● **THE PROBLEM**: Among the entries that follow, find every line with the word "facility" and list it.

★ ★ ★ ★

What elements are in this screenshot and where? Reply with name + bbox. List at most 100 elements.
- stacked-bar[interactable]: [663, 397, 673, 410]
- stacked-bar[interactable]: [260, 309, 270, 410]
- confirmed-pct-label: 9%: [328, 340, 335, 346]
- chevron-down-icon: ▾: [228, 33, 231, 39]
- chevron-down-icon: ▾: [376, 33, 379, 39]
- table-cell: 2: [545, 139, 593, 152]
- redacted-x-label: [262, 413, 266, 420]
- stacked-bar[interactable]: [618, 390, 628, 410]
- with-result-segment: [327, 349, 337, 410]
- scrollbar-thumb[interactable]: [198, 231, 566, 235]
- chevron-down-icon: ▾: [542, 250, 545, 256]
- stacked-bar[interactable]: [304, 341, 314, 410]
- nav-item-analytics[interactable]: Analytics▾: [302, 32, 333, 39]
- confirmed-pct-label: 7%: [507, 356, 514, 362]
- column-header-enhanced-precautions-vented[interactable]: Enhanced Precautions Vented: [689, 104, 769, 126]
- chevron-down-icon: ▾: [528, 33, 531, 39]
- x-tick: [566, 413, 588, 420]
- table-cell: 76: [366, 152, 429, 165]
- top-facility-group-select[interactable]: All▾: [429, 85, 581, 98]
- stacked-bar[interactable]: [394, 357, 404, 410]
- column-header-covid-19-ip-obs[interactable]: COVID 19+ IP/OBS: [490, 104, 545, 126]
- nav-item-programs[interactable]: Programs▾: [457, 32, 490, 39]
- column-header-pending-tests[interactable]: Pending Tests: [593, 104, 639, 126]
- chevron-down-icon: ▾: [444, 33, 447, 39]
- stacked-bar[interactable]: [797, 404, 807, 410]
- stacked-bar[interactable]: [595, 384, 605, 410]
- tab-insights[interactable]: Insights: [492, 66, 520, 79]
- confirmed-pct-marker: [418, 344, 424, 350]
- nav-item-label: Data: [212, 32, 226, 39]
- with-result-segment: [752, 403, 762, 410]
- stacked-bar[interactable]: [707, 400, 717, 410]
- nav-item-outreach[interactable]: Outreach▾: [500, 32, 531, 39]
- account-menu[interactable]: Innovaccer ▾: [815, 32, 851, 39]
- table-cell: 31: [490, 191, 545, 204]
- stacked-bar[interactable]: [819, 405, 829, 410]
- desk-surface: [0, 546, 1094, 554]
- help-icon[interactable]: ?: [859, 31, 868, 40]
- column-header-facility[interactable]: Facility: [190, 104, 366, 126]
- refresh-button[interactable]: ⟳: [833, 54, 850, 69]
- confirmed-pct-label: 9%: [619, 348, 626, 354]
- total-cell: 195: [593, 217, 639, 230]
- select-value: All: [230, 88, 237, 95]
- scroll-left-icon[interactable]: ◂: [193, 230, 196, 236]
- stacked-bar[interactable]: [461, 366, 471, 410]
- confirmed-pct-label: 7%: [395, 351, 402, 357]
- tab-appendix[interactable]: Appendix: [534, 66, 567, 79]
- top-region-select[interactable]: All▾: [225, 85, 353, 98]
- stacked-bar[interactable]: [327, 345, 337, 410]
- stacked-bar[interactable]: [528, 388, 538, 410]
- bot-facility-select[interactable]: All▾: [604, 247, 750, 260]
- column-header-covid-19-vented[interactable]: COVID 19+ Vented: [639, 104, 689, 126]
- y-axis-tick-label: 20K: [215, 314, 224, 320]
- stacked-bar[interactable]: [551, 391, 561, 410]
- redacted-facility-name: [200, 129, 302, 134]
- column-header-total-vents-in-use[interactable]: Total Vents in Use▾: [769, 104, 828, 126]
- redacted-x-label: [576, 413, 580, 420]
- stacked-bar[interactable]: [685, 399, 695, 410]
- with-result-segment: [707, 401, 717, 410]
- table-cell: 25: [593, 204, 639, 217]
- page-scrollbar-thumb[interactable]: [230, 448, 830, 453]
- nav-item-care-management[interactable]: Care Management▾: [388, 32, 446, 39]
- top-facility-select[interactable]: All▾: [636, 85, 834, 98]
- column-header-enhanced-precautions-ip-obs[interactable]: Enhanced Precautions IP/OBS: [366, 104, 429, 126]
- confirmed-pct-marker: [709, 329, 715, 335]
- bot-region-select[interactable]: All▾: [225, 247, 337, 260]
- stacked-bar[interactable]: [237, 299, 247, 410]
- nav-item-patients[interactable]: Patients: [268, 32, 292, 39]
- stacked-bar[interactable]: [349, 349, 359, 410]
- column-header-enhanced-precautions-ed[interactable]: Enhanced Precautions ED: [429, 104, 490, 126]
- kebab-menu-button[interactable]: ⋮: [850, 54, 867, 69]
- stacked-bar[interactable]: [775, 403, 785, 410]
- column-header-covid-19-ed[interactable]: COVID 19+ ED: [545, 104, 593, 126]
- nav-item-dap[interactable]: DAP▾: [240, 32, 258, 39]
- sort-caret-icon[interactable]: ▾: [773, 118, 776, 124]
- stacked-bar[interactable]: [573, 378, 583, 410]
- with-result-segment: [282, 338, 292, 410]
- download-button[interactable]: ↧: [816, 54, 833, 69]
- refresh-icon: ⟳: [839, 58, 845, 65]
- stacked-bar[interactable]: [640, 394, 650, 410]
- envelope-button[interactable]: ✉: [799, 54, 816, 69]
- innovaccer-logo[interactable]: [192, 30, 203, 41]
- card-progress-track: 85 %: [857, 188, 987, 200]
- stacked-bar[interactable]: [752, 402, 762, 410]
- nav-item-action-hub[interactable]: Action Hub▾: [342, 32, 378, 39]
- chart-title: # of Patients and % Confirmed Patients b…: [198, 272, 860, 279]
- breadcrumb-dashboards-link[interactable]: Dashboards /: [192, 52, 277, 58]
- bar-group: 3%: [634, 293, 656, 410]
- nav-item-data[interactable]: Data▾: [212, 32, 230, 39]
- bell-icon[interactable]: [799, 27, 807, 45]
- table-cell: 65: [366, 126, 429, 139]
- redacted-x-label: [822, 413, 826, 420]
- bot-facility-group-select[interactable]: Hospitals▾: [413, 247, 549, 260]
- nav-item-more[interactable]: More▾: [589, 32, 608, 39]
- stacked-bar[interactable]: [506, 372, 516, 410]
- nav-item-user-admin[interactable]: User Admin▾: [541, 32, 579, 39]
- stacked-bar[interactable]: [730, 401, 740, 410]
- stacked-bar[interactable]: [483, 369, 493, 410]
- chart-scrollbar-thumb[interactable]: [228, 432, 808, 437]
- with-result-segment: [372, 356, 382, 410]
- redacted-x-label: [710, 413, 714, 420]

★ ★ ★ ★

● **RESULT BELOW**:
- top-facility-group-select[interactable]: All▾: [429, 85, 581, 98]
- column-header-facility[interactable]: Facility: [190, 104, 366, 126]
- bot-facility-select[interactable]: All▾: [604, 247, 750, 260]
- redacted-facility-name: [200, 129, 302, 134]
- top-facility-select[interactable]: All▾: [636, 85, 834, 98]
- bot-facility-group-select[interactable]: Hospitals▾: [413, 247, 549, 260]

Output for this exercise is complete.